### [What you should do]
In the entries below, identify every line with the string "State" and copy it.
---- Information given
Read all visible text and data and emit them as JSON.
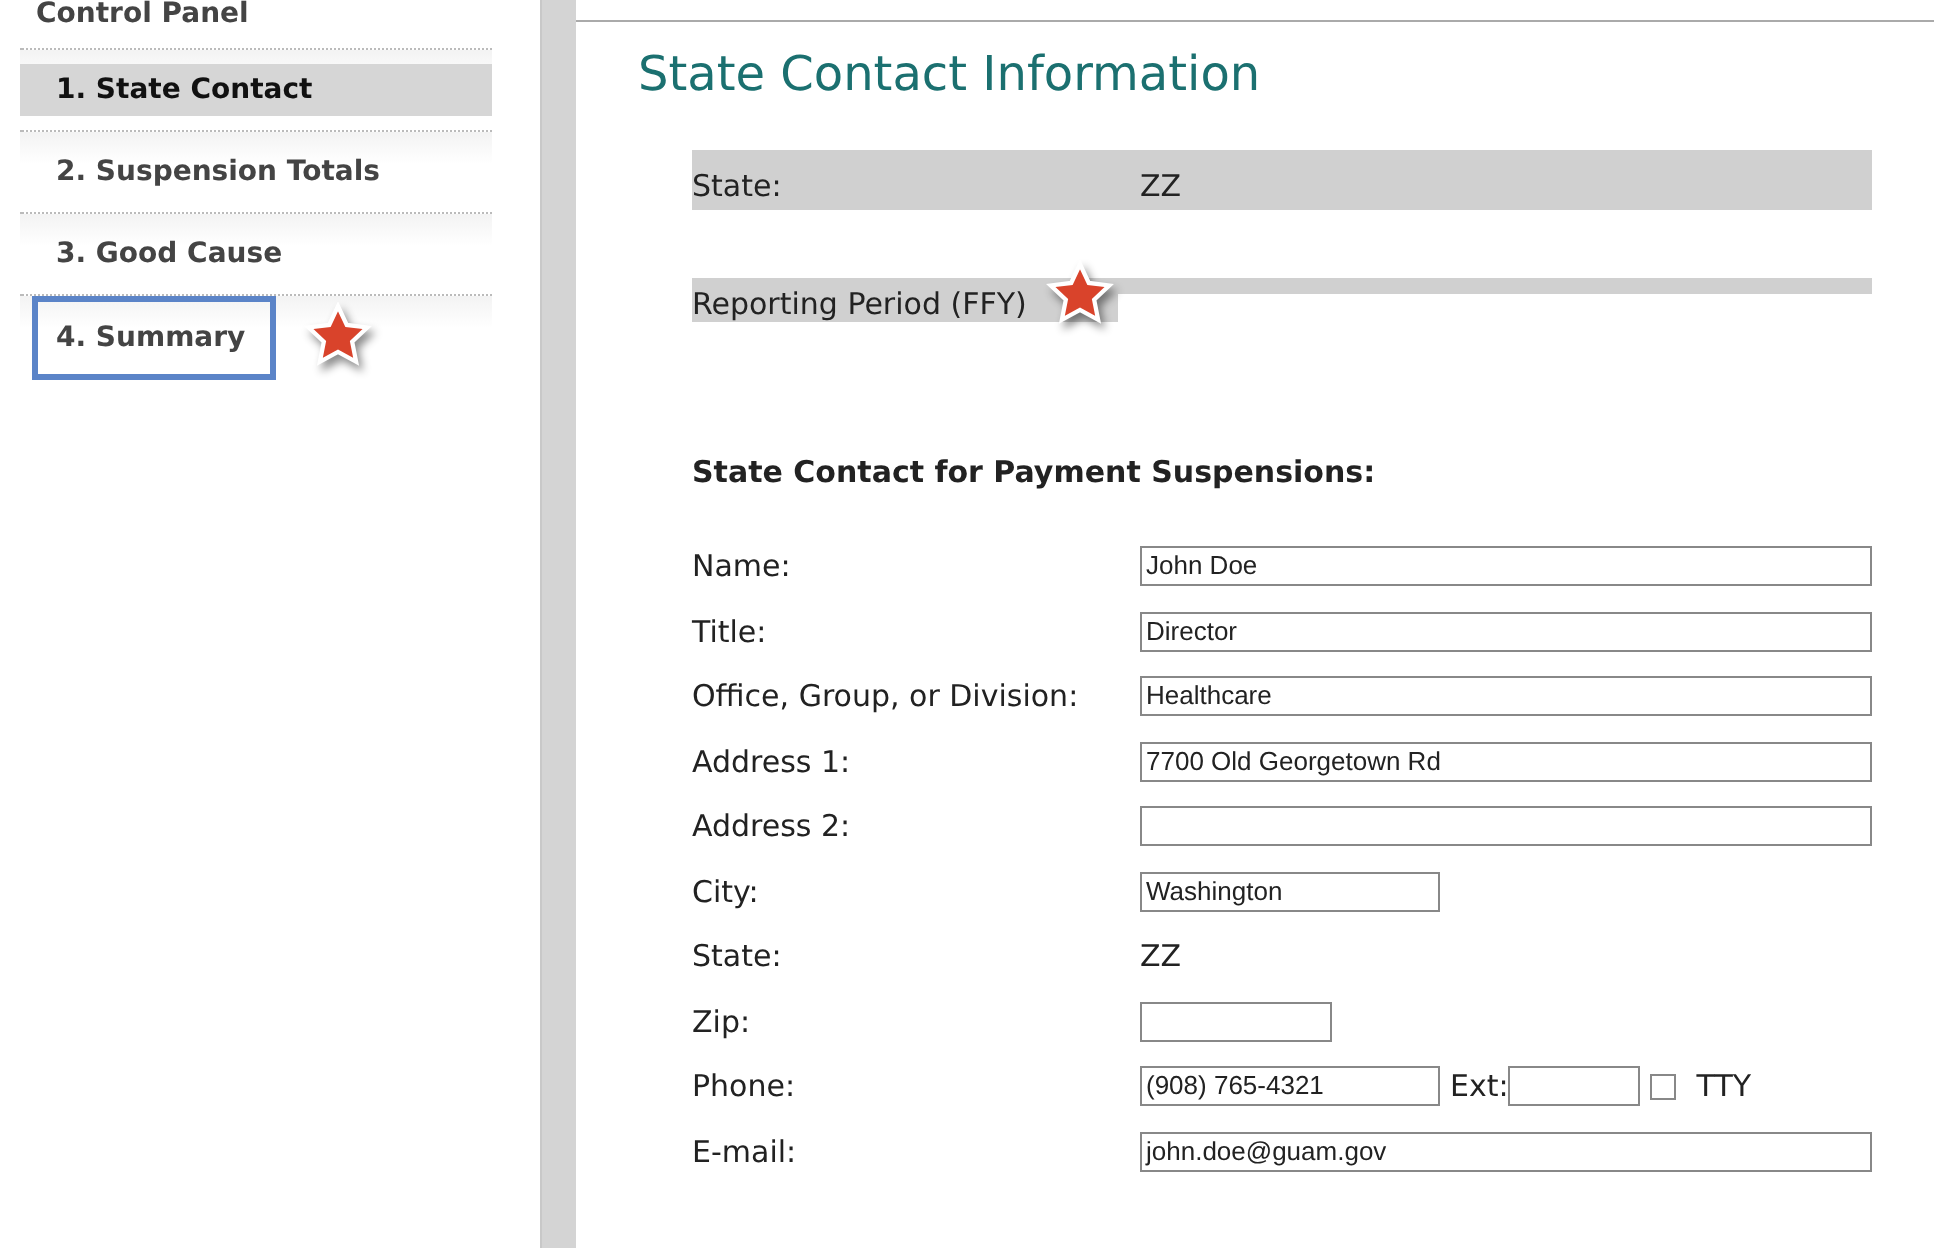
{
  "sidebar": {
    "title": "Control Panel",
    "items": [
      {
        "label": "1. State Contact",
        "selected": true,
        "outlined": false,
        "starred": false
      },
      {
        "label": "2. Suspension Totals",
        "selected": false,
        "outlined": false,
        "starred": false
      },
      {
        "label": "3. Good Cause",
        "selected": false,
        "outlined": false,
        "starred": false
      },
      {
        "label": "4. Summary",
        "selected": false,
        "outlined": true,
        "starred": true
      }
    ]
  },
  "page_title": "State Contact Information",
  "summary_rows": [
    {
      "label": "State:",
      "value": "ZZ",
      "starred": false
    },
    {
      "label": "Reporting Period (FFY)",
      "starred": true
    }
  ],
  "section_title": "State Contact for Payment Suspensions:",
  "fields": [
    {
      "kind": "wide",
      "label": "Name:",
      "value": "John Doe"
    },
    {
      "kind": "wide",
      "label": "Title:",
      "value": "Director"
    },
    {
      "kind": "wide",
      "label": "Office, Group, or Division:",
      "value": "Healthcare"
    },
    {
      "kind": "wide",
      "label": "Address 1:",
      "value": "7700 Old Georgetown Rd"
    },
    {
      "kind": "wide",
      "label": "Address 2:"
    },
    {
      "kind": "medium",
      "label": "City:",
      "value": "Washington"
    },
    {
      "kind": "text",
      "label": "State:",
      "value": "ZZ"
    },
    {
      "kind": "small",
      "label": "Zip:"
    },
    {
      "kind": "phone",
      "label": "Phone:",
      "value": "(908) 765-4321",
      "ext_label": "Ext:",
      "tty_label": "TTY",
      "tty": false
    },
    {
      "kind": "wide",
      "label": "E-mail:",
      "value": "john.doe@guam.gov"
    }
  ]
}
--------
---- Information given
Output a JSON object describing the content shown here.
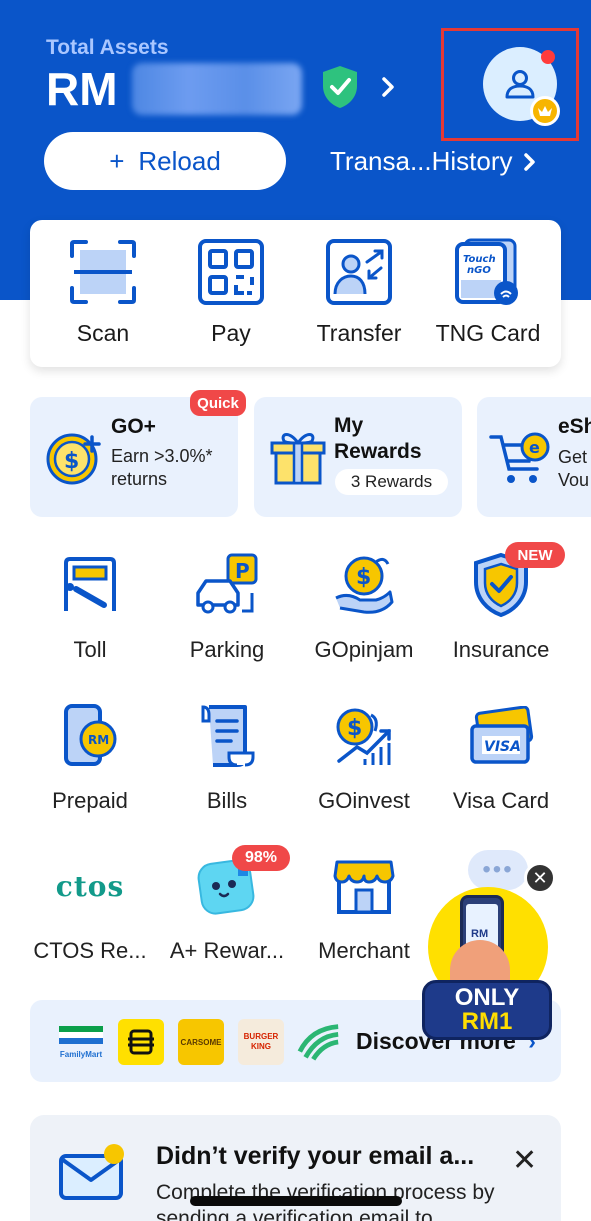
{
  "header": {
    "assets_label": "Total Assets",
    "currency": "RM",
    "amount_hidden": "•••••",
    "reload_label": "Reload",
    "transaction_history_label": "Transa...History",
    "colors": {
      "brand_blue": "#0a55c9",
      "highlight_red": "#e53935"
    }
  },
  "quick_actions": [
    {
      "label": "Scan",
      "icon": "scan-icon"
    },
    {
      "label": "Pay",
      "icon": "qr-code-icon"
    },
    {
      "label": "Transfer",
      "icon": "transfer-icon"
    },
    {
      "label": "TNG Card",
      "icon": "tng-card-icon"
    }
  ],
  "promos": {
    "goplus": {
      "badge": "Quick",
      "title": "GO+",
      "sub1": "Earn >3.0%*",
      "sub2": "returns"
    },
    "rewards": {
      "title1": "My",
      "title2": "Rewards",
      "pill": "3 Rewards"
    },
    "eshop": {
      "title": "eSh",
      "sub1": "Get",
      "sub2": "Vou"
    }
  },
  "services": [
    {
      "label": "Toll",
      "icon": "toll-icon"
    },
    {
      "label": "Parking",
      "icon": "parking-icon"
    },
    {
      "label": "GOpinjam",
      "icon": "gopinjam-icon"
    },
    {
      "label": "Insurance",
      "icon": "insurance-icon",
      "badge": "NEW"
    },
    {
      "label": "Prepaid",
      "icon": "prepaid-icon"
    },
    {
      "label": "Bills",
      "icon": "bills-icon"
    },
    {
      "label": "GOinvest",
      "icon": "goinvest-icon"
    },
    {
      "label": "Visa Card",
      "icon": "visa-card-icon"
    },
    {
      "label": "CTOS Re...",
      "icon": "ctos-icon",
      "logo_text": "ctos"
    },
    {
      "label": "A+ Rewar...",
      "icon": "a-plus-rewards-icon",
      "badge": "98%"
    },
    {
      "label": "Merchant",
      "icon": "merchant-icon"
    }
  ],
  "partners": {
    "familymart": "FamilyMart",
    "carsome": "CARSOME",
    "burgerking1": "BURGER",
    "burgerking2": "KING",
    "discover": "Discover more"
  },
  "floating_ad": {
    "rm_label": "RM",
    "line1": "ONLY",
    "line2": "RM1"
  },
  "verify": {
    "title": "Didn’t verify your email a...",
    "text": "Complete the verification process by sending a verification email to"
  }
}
--------
---- Information given
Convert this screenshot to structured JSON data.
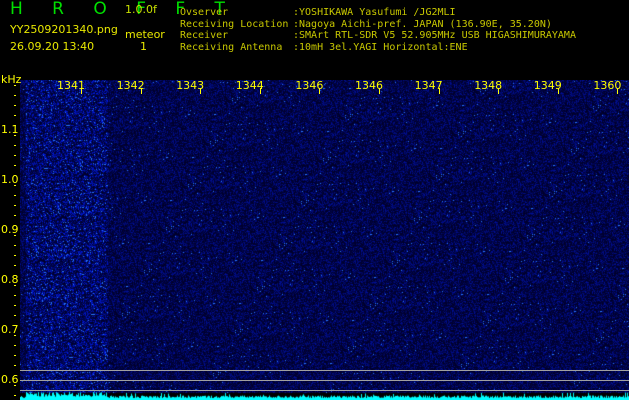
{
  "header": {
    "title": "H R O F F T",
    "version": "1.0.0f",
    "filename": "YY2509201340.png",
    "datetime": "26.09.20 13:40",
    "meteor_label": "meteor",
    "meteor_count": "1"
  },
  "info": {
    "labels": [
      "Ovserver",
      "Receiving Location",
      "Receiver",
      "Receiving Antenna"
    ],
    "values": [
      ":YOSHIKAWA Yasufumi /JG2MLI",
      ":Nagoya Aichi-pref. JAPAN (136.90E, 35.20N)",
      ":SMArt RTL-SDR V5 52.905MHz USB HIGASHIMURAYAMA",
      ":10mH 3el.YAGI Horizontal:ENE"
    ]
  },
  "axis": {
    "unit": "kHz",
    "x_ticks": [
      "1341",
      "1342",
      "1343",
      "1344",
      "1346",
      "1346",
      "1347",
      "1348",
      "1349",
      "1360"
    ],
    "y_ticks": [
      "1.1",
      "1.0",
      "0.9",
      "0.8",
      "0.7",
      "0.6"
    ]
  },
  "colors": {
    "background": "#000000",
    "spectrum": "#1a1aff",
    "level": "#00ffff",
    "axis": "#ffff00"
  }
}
--------
### [Solved problem]
        "label": "1. State Contact",
  "page_title": "State Contact Information",
      "label": "State:",
  "section_title": "State Contact for Payment Suspensions:",
      "label": "State:",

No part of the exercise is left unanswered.